Aim of the exercise -> Return the records that follow, matching each one exactly.

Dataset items
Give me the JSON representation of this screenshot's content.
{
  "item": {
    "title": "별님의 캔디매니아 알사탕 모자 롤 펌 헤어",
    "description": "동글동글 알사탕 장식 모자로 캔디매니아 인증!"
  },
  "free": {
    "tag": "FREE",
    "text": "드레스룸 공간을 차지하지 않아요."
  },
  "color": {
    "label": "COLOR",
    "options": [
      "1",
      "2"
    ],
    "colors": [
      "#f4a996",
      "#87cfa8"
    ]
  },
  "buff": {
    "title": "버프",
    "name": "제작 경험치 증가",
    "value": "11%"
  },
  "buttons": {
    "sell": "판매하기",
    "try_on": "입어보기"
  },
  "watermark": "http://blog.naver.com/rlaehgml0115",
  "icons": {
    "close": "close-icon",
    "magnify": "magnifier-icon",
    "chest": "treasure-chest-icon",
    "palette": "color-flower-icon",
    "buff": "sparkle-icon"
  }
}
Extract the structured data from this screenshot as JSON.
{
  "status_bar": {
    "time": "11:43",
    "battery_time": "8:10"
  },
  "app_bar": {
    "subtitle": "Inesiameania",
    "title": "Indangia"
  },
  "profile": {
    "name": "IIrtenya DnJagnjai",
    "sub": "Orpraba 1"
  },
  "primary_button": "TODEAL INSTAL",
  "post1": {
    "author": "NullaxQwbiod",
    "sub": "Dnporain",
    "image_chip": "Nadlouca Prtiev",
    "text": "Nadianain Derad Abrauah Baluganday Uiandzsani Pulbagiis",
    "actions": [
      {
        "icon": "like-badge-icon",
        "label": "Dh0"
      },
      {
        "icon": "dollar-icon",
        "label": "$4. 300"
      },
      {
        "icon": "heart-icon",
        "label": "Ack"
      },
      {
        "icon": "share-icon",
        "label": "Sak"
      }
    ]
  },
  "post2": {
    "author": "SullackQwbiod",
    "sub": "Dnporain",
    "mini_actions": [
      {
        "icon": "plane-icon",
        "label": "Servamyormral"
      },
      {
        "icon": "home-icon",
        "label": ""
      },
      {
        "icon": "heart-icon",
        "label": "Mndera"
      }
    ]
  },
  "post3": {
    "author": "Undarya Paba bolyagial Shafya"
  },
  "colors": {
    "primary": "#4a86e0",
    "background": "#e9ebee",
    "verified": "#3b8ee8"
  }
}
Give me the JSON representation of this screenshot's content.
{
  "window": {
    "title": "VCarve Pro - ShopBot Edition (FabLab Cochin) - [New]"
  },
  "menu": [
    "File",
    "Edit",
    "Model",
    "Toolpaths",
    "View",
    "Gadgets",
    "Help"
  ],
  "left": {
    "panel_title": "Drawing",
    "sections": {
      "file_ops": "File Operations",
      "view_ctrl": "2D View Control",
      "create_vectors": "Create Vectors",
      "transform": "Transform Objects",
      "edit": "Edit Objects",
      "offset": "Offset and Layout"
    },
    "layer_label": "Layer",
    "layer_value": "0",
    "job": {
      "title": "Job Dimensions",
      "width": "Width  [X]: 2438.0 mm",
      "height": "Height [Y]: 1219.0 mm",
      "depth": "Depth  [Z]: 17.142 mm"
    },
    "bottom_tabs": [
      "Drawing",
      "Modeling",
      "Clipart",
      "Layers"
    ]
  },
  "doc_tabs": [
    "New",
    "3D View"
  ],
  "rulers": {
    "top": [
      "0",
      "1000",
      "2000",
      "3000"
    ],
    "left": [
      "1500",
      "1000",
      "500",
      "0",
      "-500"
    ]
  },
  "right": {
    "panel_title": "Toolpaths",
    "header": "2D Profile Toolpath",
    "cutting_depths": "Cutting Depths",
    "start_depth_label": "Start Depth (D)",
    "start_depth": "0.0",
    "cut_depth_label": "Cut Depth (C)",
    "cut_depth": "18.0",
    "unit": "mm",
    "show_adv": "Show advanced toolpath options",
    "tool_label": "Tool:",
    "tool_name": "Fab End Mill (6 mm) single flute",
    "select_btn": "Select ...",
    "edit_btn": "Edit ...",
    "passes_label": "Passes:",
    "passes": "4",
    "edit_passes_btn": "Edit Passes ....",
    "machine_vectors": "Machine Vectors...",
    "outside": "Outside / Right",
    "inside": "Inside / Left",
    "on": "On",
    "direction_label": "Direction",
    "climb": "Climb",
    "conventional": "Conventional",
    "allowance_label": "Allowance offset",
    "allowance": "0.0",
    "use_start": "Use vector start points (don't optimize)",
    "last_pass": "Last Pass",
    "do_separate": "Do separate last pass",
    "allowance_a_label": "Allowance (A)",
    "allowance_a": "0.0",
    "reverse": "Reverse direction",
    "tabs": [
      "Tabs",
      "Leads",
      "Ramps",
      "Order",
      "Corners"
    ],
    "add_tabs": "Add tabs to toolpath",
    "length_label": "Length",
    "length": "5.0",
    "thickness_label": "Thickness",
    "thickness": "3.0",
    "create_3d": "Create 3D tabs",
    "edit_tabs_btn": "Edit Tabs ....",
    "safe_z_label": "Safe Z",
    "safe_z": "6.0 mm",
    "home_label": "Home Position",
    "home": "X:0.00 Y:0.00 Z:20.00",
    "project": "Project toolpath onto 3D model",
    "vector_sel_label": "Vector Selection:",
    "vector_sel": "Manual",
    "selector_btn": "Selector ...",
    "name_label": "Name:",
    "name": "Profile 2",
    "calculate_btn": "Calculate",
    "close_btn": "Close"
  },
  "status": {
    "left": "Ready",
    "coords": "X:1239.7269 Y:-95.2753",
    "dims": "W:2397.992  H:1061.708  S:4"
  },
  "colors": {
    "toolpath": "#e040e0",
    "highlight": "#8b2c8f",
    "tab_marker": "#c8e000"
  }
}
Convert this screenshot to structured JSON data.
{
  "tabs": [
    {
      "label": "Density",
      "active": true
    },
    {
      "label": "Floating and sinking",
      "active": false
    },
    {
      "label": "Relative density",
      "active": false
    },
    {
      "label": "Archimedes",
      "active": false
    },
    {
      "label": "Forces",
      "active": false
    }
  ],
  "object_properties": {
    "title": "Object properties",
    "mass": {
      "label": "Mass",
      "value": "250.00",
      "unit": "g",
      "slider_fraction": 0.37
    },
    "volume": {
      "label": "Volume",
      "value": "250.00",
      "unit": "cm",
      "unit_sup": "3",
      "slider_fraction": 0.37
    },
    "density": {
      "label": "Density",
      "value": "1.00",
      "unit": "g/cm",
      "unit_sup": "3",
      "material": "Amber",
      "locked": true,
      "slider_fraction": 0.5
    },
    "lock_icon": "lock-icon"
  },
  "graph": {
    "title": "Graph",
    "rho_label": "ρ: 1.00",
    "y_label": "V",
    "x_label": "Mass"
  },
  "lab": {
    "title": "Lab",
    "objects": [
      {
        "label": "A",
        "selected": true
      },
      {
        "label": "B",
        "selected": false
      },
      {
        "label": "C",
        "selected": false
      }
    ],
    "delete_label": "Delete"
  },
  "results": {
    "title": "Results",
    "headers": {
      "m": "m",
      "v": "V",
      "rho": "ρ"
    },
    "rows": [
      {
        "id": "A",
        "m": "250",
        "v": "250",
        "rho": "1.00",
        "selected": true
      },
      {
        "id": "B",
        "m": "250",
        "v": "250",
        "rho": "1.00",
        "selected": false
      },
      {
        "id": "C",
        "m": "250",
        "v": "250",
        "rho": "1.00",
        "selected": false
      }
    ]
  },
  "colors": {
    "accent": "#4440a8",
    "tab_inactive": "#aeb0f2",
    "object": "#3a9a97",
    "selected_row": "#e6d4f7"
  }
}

Exercise answer ->
Give me the JSON representation of this screenshot's content.
{
  "item": {
    "title": "별님의 캔디매니아 알사탕 모자 롤 펌 헤어",
    "description": "동글동글 알사탕 장식 모자로 캔디매니아 인증!"
  },
  "free": {
    "tag": "FREE",
    "text": "드레스룸 공간을 차지하지 않아요."
  },
  "color": {
    "label": "COLOR",
    "options": [
      "1",
      "2"
    ],
    "colors": [
      "#f4a996",
      "#87cfa8"
    ]
  },
  "buff": {
    "title": "버프",
    "name": "제작 경험치 증가",
    "value": "11%"
  },
  "buttons": {
    "sell": "판매하기",
    "try_on": "입어보기"
  },
  "watermark": "http://blog.naver.com/rlaehgml0115",
  "icons": {
    "close": "close-icon",
    "magnify": "magnifier-icon",
    "chest": "treasure-chest-icon",
    "palette": "color-flower-icon",
    "buff": "sparkle-icon"
  }
}
Extract the structured data from this screenshot as JSON.
{
  "status_bar": {
    "time": "11:43",
    "battery_time": "8:10"
  },
  "app_bar": {
    "subtitle": "Inesiameania",
    "title": "Indangia"
  },
  "profile": {
    "name": "IIrtenya DnJagnjai",
    "sub": "Orpraba 1"
  },
  "primary_button": "TODEAL INSTAL",
  "post1": {
    "author": "NullaxQwbiod",
    "sub": "Dnporain",
    "image_chip": "Nadlouca Prtiev",
    "text": "Nadianain Derad Abrauah Baluganday Uiandzsani Pulbagiis",
    "actions": [
      {
        "icon": "like-badge-icon",
        "label": "Dh0"
      },
      {
        "icon": "dollar-icon",
        "label": "$4. 300"
      },
      {
        "icon": "heart-icon",
        "label": "Ack"
      },
      {
        "icon": "share-icon",
        "label": "Sak"
      }
    ]
  },
  "post2": {
    "author": "SullackQwbiod",
    "sub": "Dnporain",
    "mini_actions": [
      {
        "icon": "plane-icon",
        "label": "Servamyormral"
      },
      {
        "icon": "home-icon",
        "label": ""
      },
      {
        "icon": "heart-icon",
        "label": "Mndera"
      }
    ]
  },
  "post3": {
    "author": "Undarya Paba bolyagial Shafya"
  },
  "colors": {
    "primary": "#4a86e0",
    "background": "#e9ebee",
    "verified": "#3b8ee8"
  }
}
Give me the JSON representation of this screenshot's content.
{
  "window": {
    "title": "VCarve Pro - ShopBot Edition (FabLab Cochin) - [New]"
  },
  "menu": [
    "File",
    "Edit",
    "Model",
    "Toolpaths",
    "View",
    "Gadgets",
    "Help"
  ],
  "left": {
    "panel_title": "Drawing",
    "sections": {
      "file_ops": "File Operations",
      "view_ctrl": "2D View Control",
      "create_vectors": "Create Vectors",
      "transform": "Transform Objects",
      "edit": "Edit Objects",
      "offset": "Offset and Layout"
    },
    "layer_label": "Layer",
    "layer_value": "0",
    "job": {
      "title": "Job Dimensions",
      "width": "Width  [X]: 2438.0 mm",
      "height": "Height [Y]: 1219.0 mm",
      "depth": "Depth  [Z]: 17.142 mm"
    },
    "bottom_tabs": [
      "Drawing",
      "Modeling",
      "Clipart",
      "Layers"
    ]
  },
  "doc_tabs": [
    "New",
    "3D View"
  ],
  "rulers": {
    "top": [
      "0",
      "1000",
      "2000",
      "3000"
    ],
    "left": [
      "1500",
      "1000",
      "500",
      "0",
      "-500"
    ]
  },
  "right": {
    "panel_title": "Toolpaths",
    "header": "2D Profile Toolpath",
    "cutting_depths": "Cutting Depths",
    "start_depth_label": "Start Depth (D)",
    "start_depth": "0.0",
    "cut_depth_label": "Cut Depth (C)",
    "cut_depth": "18.0",
    "unit": "mm",
    "show_adv": "Show advanced toolpath options",
    "tool_label": "Tool:",
    "tool_name": "Fab End Mill (6 mm) single flute",
    "select_btn": "Select ...",
    "edit_btn": "Edit ...",
    "passes_label": "Passes:",
    "passes": "4",
    "edit_passes_btn": "Edit Passes ....",
    "machine_vectors": "Machine Vectors...",
    "outside": "Outside / Right",
    "inside": "Inside / Left",
    "on": "On",
    "direction_label": "Direction",
    "climb": "Climb",
    "conventional": "Conventional",
    "allowance_label": "Allowance offset",
    "allowance": "0.0",
    "use_start": "Use vector start points (don't optimize)",
    "last_pass": "Last Pass",
    "do_separate": "Do separate last pass",
    "allowance_a_label": "Allowance (A)",
    "allowance_a": "0.0",
    "reverse": "Reverse direction",
    "tabs": [
      "Tabs",
      "Leads",
      "Ramps",
      "Order",
      "Corners"
    ],
    "add_tabs": "Add tabs to toolpath",
    "length_label": "Length",
    "length": "5.0",
    "thickness_label": "Thickness",
    "thickness": "3.0",
    "create_3d": "Create 3D tabs",
    "edit_tabs_btn": "Edit Tabs ....",
    "safe_z_label": "Safe Z",
    "safe_z": "6.0 mm",
    "home_label": "Home Position",
    "home": "X:0.00 Y:0.00 Z:20.00",
    "project": "Project toolpath onto 3D model",
    "vector_sel_label": "Vector Selection:",
    "vector_sel": "Manual",
    "selector_btn": "Selector ...",
    "name_label": "Name:",
    "name": "Profile 2",
    "calculate_btn": "Calculate",
    "close_btn": "Close"
  },
  "status": {
    "left": "Ready",
    "coords": "X:1239.7269 Y:-95.2753",
    "dims": "W:2397.992  H:1061.708  S:4"
  },
  "colors": {
    "toolpath": "#e040e0",
    "highlight": "#8b2c8f",
    "tab_marker": "#c8e000"
  }
}
Convert this screenshot to structured JSON data.
{
  "tabs": [
    {
      "label": "Density",
      "active": true
    },
    {
      "label": "Floating and sinking",
      "active": false
    },
    {
      "label": "Relative density",
      "active": false
    },
    {
      "label": "Archimedes",
      "active": false
    },
    {
      "label": "Forces",
      "active": false
    }
  ],
  "object_properties": {
    "title": "Object properties",
    "mass": {
      "label": "Mass",
      "value": "250.00",
      "unit": "g",
      "slider_fraction": 0.37
    },
    "volume": {
      "label": "Volume",
      "value": "250.00",
      "unit": "cm",
      "unit_sup": "3",
      "slider_fraction": 0.37
    },
    "density": {
      "label": "Density",
      "value": "1.00",
      "unit": "g/cm",
      "unit_sup": "3",
      "material": "Amber",
      "locked": true,
      "slider_fraction": 0.5
    },
    "lock_icon": "lock-icon"
  },
  "graph": {
    "title": "Graph",
    "rho_label": "ρ: 1.00",
    "y_label": "V",
    "x_label": "Mass"
  },
  "lab": {
    "title": "Lab",
    "objects": [
      {
        "label": "A",
        "selected": true
      },
      {
        "label": "B",
        "selected": false
      },
      {
        "label": "C",
        "selected": false
      }
    ],
    "delete_label": "Delete"
  },
  "results": {
    "title": "Results",
    "headers": {
      "m": "m",
      "v": "V",
      "rho": "ρ"
    },
    "rows": [
      {
        "id": "A",
        "m": "250",
        "v": "250",
        "rho": "1.00",
        "selected": true
      },
      {
        "id": "B",
        "m": "250",
        "v": "250",
        "rho": "1.00",
        "selected": false
      },
      {
        "id": "C",
        "m": "250",
        "v": "250",
        "rho": "1.00",
        "selected": false
      }
    ]
  },
  "colors": {
    "accent": "#4440a8",
    "tab_inactive": "#aeb0f2",
    "object": "#3a9a97",
    "selected_row": "#e6d4f7"
  }
}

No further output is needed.